══ ITEMS ══

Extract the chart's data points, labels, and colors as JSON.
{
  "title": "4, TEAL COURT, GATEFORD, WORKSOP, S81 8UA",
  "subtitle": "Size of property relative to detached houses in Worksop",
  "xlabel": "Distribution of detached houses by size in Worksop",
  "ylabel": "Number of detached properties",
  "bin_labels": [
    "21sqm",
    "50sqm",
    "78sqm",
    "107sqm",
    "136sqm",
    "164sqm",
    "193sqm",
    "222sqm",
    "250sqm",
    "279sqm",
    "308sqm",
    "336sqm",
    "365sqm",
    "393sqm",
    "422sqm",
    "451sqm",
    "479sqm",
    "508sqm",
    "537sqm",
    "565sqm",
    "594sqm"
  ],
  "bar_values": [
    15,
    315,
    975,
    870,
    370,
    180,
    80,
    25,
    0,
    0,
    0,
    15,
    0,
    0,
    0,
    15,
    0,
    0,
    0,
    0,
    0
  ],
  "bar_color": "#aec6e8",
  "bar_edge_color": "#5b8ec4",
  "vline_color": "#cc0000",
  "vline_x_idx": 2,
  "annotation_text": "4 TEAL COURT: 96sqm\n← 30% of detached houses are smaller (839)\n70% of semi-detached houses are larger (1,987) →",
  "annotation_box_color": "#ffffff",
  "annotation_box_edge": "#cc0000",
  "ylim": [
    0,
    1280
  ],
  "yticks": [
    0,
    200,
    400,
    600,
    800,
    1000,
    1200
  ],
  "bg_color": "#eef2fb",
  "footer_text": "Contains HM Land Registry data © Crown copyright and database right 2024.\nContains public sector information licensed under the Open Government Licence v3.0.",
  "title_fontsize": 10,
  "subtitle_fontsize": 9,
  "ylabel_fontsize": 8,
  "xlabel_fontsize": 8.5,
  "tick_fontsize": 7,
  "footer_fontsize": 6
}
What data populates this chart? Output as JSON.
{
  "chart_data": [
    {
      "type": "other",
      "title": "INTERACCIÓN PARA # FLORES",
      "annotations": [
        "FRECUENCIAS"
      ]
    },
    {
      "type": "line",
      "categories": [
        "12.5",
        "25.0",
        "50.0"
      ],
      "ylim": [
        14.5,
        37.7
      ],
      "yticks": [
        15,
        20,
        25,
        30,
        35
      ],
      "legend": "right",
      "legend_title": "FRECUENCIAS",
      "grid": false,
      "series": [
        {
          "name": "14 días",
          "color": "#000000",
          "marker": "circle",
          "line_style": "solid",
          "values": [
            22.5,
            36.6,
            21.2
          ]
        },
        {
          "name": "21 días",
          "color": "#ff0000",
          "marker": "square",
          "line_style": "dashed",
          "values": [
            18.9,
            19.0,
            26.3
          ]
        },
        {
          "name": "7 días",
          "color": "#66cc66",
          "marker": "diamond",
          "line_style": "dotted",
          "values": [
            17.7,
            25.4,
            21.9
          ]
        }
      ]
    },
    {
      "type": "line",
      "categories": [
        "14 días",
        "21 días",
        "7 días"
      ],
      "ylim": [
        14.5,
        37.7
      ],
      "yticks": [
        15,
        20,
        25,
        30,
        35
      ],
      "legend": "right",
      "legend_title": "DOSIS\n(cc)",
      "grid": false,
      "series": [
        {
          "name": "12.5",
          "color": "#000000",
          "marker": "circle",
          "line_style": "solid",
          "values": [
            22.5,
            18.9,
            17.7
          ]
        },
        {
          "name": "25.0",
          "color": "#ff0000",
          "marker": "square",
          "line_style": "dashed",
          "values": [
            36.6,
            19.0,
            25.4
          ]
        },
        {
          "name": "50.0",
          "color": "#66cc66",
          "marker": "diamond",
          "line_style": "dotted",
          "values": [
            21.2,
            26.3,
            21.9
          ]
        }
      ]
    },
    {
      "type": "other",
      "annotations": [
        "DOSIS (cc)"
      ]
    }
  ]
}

═══

Your task is to reproduce the whole listing exactly.

* _RESULT BELOW_:
Extract the chart's data points, labels, and colors as JSON.
{
  "title": "4, TEAL COURT, GATEFORD, WORKSOP, S81 8UA",
  "subtitle": "Size of property relative to detached houses in Worksop",
  "xlabel": "Distribution of detached houses by size in Worksop",
  "ylabel": "Number of detached properties",
  "bin_labels": [
    "21sqm",
    "50sqm",
    "78sqm",
    "107sqm",
    "136sqm",
    "164sqm",
    "193sqm",
    "222sqm",
    "250sqm",
    "279sqm",
    "308sqm",
    "336sqm",
    "365sqm",
    "393sqm",
    "422sqm",
    "451sqm",
    "479sqm",
    "508sqm",
    "537sqm",
    "565sqm",
    "594sqm"
  ],
  "bar_values": [
    15,
    315,
    975,
    870,
    370,
    180,
    80,
    25,
    0,
    0,
    0,
    15,
    0,
    0,
    0,
    15,
    0,
    0,
    0,
    0,
    0
  ],
  "bar_color": "#aec6e8",
  "bar_edge_color": "#5b8ec4",
  "vline_color": "#cc0000",
  "vline_x_idx": 2,
  "annotation_text": "4 TEAL COURT: 96sqm\n← 30% of detached houses are smaller (839)\n70% of semi-detached houses are larger (1,987) →",
  "annotation_box_color": "#ffffff",
  "annotation_box_edge": "#cc0000",
  "ylim": [
    0,
    1280
  ],
  "yticks": [
    0,
    200,
    400,
    600,
    800,
    1000,
    1200
  ],
  "bg_color": "#eef2fb",
  "footer_text": "Contains HM Land Registry data © Crown copyright and database right 2024.\nContains public sector information licensed under the Open Government Licence v3.0.",
  "title_fontsize": 10,
  "subtitle_fontsize": 9,
  "ylabel_fontsize": 8,
  "xlabel_fontsize": 8.5,
  "tick_fontsize": 7,
  "footer_fontsize": 6
}
What data populates this chart? Output as JSON.
{
  "chart_data": [
    {
      "type": "other",
      "title": "INTERACCIÓN PARA # FLORES",
      "annotations": [
        "FRECUENCIAS"
      ]
    },
    {
      "type": "line",
      "categories": [
        "12.5",
        "25.0",
        "50.0"
      ],
      "ylim": [
        14.5,
        37.7
      ],
      "yticks": [
        15,
        20,
        25,
        30,
        35
      ],
      "legend": "right",
      "legend_title": "FRECUENCIAS",
      "grid": false,
      "series": [
        {
          "name": "14 días",
          "color": "#000000",
          "marker": "circle",
          "line_style": "solid",
          "values": [
            22.5,
            36.6,
            21.2
          ]
        },
        {
          "name": "21 días",
          "color": "#ff0000",
          "marker": "square",
          "line_style": "dashed",
          "values": [
            18.9,
            19.0,
            26.3
          ]
        },
        {
          "name": "7 días",
          "color": "#66cc66",
          "marker": "diamond",
          "line_style": "dotted",
          "values": [
            17.7,
            25.4,
            21.9
          ]
        }
      ]
    },
    {
      "type": "line",
      "categories": [
        "14 días",
        "21 días",
        "7 días"
      ],
      "ylim": [
        14.5,
        37.7
      ],
      "yticks": [
        15,
        20,
        25,
        30,
        35
      ],
      "legend": "right",
      "legend_title": "DOSIS\n(cc)",
      "grid": false,
      "series": [
        {
          "name": "12.5",
          "color": "#000000",
          "marker": "circle",
          "line_style": "solid",
          "values": [
            22.5,
            18.9,
            17.7
          ]
        },
        {
          "name": "25.0",
          "color": "#ff0000",
          "marker": "square",
          "line_style": "dashed",
          "values": [
            36.6,
            19.0,
            25.4
          ]
        },
        {
          "name": "50.0",
          "color": "#66cc66",
          "marker": "diamond",
          "line_style": "dotted",
          "values": [
            21.2,
            26.3,
            21.9
          ]
        }
      ]
    },
    {
      "type": "other",
      "annotations": [
        "DOSIS (cc)"
      ]
    }
  ]
}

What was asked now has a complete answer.